• _Work required_: Return the full material exactly.

• _Dataset items_:
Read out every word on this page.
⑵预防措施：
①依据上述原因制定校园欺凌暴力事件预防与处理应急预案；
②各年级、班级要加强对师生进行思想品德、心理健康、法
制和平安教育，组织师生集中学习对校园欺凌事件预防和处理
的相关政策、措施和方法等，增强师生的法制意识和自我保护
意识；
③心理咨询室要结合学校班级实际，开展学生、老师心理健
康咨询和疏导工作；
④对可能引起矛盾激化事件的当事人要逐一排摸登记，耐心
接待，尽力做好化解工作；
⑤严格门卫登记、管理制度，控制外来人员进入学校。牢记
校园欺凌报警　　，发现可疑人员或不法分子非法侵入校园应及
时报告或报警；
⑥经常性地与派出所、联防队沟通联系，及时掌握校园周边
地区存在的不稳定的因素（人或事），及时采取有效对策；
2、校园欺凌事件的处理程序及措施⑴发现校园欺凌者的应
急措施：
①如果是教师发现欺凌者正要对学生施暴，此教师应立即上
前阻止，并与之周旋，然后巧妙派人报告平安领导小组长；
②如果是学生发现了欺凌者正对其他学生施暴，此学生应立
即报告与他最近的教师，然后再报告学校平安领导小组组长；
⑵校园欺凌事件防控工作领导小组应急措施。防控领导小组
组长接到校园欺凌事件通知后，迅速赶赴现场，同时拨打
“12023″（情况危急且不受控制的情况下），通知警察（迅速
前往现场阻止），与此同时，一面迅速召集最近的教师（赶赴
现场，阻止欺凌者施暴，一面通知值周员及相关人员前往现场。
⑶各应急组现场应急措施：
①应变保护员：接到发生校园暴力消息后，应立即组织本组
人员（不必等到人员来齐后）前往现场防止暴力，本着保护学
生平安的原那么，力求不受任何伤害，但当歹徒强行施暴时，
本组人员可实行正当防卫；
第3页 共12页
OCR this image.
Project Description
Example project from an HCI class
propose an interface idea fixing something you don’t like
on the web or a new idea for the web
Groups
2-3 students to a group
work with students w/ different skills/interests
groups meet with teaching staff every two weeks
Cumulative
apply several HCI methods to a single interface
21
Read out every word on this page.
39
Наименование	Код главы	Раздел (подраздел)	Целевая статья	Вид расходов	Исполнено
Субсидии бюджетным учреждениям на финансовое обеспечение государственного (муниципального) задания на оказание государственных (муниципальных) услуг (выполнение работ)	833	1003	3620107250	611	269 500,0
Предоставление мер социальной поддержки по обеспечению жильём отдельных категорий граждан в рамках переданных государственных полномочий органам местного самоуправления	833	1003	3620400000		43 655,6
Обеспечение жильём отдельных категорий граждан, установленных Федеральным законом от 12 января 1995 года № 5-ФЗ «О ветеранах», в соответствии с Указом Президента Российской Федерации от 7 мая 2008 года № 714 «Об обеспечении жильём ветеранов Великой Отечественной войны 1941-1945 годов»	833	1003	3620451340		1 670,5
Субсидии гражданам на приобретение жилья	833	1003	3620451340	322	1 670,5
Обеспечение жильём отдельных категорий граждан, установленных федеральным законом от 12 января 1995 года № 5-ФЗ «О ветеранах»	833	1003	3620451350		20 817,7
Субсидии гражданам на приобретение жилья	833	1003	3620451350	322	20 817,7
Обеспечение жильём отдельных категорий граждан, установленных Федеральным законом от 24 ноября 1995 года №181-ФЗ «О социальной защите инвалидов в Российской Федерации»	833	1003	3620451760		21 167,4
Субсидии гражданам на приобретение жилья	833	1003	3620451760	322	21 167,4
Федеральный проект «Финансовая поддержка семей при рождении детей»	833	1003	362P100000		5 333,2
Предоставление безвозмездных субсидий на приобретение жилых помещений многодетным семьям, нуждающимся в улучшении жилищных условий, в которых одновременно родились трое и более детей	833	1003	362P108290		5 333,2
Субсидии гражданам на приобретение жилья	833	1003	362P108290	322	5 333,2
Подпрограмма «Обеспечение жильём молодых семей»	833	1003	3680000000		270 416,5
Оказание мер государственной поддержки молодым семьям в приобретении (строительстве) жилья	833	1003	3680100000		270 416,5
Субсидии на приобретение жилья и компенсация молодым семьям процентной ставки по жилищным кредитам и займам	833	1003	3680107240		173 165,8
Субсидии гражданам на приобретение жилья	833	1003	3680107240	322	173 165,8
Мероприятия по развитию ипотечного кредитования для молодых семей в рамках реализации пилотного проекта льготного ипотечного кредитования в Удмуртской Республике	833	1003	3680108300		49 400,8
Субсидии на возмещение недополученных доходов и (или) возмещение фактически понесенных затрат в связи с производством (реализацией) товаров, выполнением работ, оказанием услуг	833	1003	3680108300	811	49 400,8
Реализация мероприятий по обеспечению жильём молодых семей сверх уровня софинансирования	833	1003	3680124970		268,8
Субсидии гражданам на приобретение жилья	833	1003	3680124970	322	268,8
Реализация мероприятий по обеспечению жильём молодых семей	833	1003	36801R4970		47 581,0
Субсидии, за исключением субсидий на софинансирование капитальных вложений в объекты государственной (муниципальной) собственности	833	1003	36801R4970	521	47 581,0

• _Exercise output_:
Read out every word on this page.
⑵预防措施：
①依据上述原因制定校园欺凌暴力事件预防与处理应急预案；
②各年级、班级要加强对师生进行思想品德、心理健康、法
制和平安教育，组织师生集中学习对校园欺凌事件预防和处理
的相关政策、措施和方法等，增强师生的法制意识和自我保护
意识；
③心理咨询室要结合学校班级实际，开展学生、老师心理健
康咨询和疏导工作；
④对可能引起矛盾激化事件的当事人要逐一排摸登记，耐心
接待，尽力做好化解工作；
⑤严格门卫登记、管理制度，控制外来人员进入学校。牢记
校园欺凌报警　　，发现可疑人员或不法分子非法侵入校园应及
时报告或报警；
⑥经常性地与派出所、联防队沟通联系，及时掌握校园周边
地区存在的不稳定的因素（人或事），及时采取有效对策；
2、校园欺凌事件的处理程序及措施⑴发现校园欺凌者的应
急措施：
①如果是教师发现欺凌者正要对学生施暴，此教师应立即上
前阻止，并与之周旋，然后巧妙派人报告平安领导小组长；
②如果是学生发现了欺凌者正对其他学生施暴，此学生应立
即报告与他最近的教师，然后再报告学校平安领导小组组长；
⑵校园欺凌事件防控工作领导小组应急措施。防控领导小组
组长接到校园欺凌事件通知后，迅速赶赴现场，同时拨打
“12023″（情况危急且不受控制的情况下），通知警察（迅速
前往现场阻止），与此同时，一面迅速召集最近的教师（赶赴
现场，阻止欺凌者施暴，一面通知值周员及相关人员前往现场。
⑶各应急组现场应急措施：
①应变保护员：接到发生校园暴力消息后，应立即组织本组
人员（不必等到人员来齐后）前往现场防止暴力，本着保护学
生平安的原那么，力求不受任何伤害，但当歹徒强行施暴时，
本组人员可实行正当防卫；
第3页 共12页
OCR this image.
Project Description
Example project from an HCI class
propose an interface idea fixing something you don’t like
on the web or a new idea for the web
Groups
2-3 students to a group
work with students w/ different skills/interests
groups meet with teaching staff every two weeks
Cumulative
apply several HCI methods to a single interface
21
Read out every word on this page.
39
Наименование	Код главы	Раздел (подраздел)	Целевая статья	Вид расходов	Исполнено
Субсидии бюджетным учреждениям на финансовое обеспечение государственного (муниципального) задания на оказание государственных (муниципальных) услуг (выполнение работ)	833	1003	3620107250	611	269 500,0
Предоставление мер социальной поддержки по обеспечению жильём отдельных категорий граждан в рамках переданных государственных полномочий органам местного самоуправления	833	1003	3620400000		43 655,6
Обеспечение жильём отдельных категорий граждан, установленных Федеральным законом от 12 января 1995 года № 5-ФЗ «О ветеранах», в соответствии с Указом Президента Российской Федерации от 7 мая 2008 года № 714 «Об обеспечении жильём ветеранов Великой Отечественной войны 1941-1945 годов»	833	1003	3620451340		1 670,5
Субсидии гражданам на приобретение жилья	833	1003	3620451340	322	1 670,5
Обеспечение жильём отдельных категорий граждан, установленных федеральным законом от 12 января 1995 года № 5-ФЗ «О ветеранах»	833	1003	3620451350		20 817,7
Субсидии гражданам на приобретение жилья	833	1003	3620451350	322	20 817,7
Обеспечение жильём отдельных категорий граждан, установленных Федеральным законом от 24 ноября 1995 года №181-ФЗ «О социальной защите инвалидов в Российской Федерации»	833	1003	3620451760		21 167,4
Субсидии гражданам на приобретение жилья	833	1003	3620451760	322	21 167,4
Федеральный проект «Финансовая поддержка семей при рождении детей»	833	1003	362P100000		5 333,2
Предоставление безвозмездных субсидий на приобретение жилых помещений многодетным семьям, нуждающимся в улучшении жилищных условий, в которых одновременно родились трое и более детей	833	1003	362P108290		5 333,2
Субсидии гражданам на приобретение жилья	833	1003	362P108290	322	5 333,2
Подпрограмма «Обеспечение жильём молодых семей»	833	1003	3680000000		270 416,5
Оказание мер государственной поддержки молодым семьям в приобретении (строительстве) жилья	833	1003	3680100000		270 416,5
Субсидии на приобретение жилья и компенсация молодым семьям процентной ставки по жилищным кредитам и займам	833	1003	3680107240		173 165,8
Субсидии гражданам на приобретение жилья	833	1003	3680107240	322	173 165,8
Мероприятия по развитию ипотечного кредитования для молодых семей в рамках реализации пилотного проекта льготного ипотечного кредитования в Удмуртской Республике	833	1003	3680108300		49 400,8
Субсидии на возмещение недополученных доходов и (или) возмещение фактически понесенных затрат в связи с производством (реализацией) товаров, выполнением работ, оказанием услуг	833	1003	3680108300	811	49 400,8
Реализация мероприятий по обеспечению жильём молодых семей сверх уровня софинансирования	833	1003	3680124970		268,8
Субсидии гражданам на приобретение жилья	833	1003	3680124970	322	268,8
Реализация мероприятий по обеспечению жильём молодых семей	833	1003	36801R4970		47 581,0
Субсидии, за исключением субсидий на софинансирование капитальных вложений в объекты государственной (муниципальной) собственности	833	1003	36801R4970	521	47 581,0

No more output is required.